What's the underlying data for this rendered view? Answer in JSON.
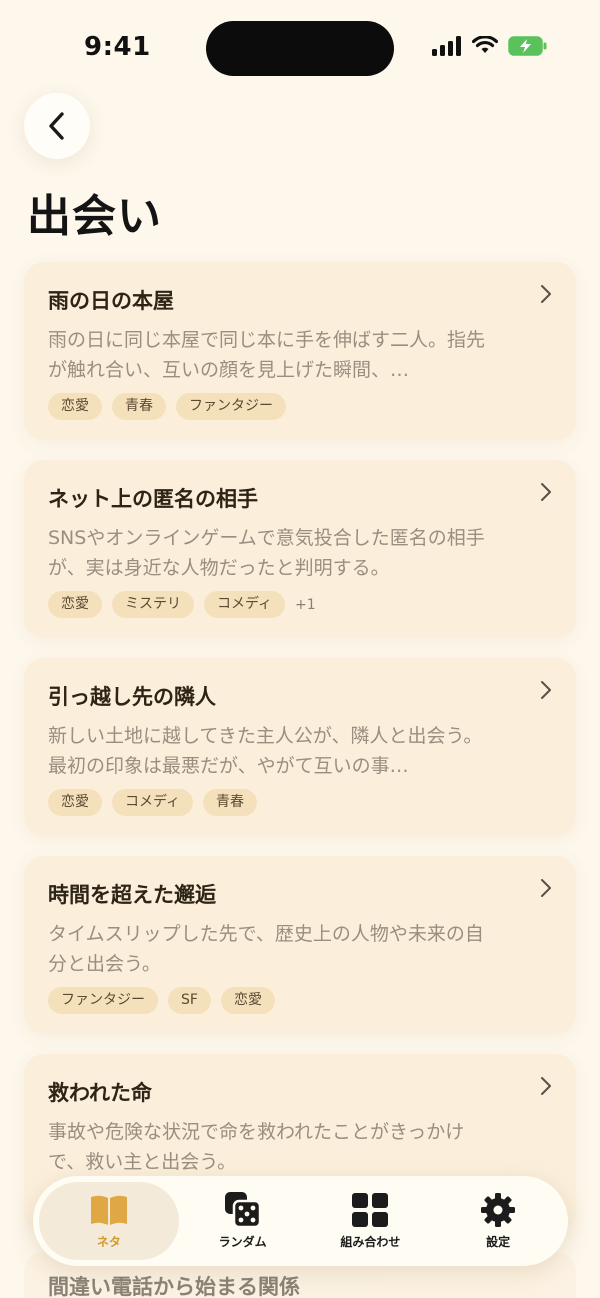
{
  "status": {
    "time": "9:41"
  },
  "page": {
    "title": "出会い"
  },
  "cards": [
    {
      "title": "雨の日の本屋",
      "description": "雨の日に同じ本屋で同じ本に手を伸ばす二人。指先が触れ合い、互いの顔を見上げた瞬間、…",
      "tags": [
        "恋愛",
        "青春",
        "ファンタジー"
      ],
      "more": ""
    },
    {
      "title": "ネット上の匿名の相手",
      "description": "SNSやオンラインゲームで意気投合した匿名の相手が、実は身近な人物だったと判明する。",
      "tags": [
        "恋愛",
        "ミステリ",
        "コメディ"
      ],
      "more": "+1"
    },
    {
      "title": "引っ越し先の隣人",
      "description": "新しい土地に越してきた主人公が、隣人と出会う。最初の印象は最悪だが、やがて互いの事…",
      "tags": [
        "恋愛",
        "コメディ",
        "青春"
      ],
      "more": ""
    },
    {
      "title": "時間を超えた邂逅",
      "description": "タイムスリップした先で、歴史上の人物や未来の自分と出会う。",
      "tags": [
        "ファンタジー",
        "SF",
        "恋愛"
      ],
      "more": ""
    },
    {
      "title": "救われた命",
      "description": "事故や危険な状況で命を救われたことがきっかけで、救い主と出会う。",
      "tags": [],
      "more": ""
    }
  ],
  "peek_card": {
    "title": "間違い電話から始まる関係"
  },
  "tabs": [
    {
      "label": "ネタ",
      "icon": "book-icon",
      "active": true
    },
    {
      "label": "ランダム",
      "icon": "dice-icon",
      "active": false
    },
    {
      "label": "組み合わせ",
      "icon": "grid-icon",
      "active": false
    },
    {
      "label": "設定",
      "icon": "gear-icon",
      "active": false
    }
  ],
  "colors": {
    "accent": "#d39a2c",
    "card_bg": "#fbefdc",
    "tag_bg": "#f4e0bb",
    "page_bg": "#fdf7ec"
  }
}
═══
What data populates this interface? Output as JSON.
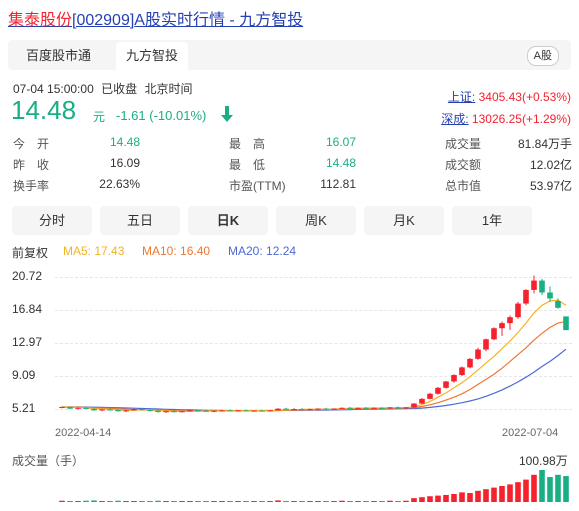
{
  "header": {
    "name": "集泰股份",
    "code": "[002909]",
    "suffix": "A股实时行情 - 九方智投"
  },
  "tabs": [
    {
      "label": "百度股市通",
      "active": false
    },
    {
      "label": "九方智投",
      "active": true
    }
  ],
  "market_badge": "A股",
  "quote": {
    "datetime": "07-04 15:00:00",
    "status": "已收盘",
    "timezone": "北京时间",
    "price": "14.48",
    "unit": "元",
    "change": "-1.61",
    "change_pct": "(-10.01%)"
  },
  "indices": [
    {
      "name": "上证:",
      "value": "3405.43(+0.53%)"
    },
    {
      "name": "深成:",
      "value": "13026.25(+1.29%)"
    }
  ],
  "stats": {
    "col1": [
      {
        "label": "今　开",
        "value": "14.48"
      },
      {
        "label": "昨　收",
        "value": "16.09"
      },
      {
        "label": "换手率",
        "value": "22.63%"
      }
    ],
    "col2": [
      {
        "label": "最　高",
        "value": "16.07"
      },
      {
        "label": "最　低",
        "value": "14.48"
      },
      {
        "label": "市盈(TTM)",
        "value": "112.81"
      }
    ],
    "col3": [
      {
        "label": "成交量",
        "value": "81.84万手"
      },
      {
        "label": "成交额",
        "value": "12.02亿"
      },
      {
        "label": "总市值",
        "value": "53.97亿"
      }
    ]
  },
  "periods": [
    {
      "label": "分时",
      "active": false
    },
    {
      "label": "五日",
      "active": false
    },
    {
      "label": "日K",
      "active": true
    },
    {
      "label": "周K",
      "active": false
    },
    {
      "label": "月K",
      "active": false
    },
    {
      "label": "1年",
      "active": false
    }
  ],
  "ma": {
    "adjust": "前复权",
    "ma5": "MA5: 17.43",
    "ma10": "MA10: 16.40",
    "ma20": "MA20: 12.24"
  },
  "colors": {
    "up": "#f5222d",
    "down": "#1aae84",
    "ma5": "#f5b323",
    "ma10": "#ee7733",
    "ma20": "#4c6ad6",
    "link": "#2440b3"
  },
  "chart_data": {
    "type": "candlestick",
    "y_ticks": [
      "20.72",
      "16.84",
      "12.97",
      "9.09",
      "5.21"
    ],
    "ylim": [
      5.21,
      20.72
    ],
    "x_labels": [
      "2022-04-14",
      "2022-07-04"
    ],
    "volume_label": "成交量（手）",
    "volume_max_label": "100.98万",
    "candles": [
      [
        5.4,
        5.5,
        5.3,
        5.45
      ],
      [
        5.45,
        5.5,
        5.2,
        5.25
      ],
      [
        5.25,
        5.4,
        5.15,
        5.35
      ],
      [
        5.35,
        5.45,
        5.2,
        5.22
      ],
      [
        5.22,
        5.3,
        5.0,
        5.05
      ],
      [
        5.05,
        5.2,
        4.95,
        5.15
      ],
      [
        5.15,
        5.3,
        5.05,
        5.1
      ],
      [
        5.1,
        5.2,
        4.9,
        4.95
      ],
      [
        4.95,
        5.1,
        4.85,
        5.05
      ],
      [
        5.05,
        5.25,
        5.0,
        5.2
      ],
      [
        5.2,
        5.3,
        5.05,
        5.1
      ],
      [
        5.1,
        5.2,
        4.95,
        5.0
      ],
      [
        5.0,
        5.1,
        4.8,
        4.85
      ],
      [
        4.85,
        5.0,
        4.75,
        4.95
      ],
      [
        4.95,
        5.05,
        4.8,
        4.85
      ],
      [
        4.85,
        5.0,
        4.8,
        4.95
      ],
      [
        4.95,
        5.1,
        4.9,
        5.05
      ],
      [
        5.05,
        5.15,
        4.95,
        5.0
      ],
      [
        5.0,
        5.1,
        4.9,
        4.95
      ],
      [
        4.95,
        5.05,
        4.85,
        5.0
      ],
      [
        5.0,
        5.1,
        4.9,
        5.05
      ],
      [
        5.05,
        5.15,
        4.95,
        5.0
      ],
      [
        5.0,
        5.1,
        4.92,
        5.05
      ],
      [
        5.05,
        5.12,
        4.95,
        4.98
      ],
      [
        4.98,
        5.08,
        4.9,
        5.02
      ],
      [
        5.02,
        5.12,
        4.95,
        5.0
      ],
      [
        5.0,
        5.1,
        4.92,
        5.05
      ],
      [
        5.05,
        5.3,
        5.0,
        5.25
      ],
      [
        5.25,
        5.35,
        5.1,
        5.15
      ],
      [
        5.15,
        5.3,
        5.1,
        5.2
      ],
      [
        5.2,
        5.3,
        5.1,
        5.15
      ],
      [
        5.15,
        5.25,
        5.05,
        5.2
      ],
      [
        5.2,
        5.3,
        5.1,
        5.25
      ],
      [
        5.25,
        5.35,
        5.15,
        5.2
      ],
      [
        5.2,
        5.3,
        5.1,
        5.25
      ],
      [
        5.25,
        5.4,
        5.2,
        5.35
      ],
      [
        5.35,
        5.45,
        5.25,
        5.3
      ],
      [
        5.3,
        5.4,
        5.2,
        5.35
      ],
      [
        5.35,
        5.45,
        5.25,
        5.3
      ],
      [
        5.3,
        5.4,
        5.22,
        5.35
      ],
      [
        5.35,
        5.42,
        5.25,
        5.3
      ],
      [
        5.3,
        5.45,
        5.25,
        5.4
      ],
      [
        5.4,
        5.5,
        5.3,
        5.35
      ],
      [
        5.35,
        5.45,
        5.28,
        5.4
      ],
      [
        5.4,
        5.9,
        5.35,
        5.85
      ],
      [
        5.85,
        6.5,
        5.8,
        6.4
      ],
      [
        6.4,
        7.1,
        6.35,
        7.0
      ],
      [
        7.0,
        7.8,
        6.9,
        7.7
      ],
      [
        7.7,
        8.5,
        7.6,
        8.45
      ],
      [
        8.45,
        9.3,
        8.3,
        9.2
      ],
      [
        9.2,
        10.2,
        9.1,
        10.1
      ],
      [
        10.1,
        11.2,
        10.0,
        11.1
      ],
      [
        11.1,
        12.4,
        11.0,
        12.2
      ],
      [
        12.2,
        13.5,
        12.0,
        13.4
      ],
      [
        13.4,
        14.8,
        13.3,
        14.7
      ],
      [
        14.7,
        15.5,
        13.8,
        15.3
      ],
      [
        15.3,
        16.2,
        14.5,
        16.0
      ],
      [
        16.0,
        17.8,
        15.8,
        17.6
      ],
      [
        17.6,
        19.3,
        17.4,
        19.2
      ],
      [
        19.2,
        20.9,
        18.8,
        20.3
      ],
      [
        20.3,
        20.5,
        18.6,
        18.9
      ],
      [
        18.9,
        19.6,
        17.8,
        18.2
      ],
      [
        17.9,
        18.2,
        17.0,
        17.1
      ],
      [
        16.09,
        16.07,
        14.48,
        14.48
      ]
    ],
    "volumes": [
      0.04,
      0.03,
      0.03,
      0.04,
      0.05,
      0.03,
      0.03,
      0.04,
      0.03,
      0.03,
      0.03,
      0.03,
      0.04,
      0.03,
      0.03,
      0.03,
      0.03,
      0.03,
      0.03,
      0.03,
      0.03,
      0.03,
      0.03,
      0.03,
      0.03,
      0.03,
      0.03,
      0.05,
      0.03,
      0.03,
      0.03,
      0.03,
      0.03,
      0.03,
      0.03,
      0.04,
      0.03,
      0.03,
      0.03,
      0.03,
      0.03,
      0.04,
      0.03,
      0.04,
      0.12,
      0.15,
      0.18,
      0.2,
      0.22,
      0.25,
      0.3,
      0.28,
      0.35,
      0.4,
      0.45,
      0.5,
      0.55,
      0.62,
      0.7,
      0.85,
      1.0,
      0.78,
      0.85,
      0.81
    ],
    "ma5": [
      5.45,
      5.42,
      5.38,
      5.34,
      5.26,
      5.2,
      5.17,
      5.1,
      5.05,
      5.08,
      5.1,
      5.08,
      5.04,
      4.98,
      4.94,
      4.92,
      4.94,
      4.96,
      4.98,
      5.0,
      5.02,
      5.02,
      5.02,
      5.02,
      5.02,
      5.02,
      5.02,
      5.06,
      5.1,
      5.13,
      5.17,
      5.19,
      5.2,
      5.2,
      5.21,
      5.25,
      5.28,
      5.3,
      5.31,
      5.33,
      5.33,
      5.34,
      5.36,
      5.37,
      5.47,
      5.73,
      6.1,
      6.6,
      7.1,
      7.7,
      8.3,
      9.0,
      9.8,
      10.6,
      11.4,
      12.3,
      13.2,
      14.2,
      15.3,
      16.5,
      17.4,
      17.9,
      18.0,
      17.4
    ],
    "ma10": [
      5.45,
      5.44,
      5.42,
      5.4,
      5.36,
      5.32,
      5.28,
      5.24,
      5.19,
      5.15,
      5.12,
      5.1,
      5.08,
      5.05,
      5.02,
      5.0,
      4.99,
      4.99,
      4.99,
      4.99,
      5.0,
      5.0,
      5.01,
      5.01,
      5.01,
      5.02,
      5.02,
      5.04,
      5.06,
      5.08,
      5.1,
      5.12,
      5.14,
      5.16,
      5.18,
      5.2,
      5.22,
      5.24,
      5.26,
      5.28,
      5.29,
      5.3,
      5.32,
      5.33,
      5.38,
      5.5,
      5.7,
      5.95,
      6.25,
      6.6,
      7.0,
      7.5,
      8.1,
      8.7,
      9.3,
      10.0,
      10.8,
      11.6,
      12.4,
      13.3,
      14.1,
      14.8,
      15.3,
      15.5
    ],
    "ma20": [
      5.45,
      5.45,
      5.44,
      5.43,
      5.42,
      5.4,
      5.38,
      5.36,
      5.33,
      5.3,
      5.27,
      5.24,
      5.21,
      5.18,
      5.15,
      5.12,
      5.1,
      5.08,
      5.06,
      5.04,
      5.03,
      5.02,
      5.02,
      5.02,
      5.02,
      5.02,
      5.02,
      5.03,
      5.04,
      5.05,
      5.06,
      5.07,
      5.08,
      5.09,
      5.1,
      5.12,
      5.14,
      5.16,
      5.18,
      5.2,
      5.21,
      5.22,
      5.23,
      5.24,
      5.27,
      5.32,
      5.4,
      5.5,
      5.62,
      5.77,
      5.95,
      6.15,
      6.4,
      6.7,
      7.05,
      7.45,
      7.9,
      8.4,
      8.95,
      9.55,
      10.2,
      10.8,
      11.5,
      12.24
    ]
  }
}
═══
## What you should do
Copy each line that contains the word "icon".

## Solved exercise
      "icon": "book-icon",
      "icon": "dice-icon",
      "icon": "grid-icon",
      "icon": "gear-icon",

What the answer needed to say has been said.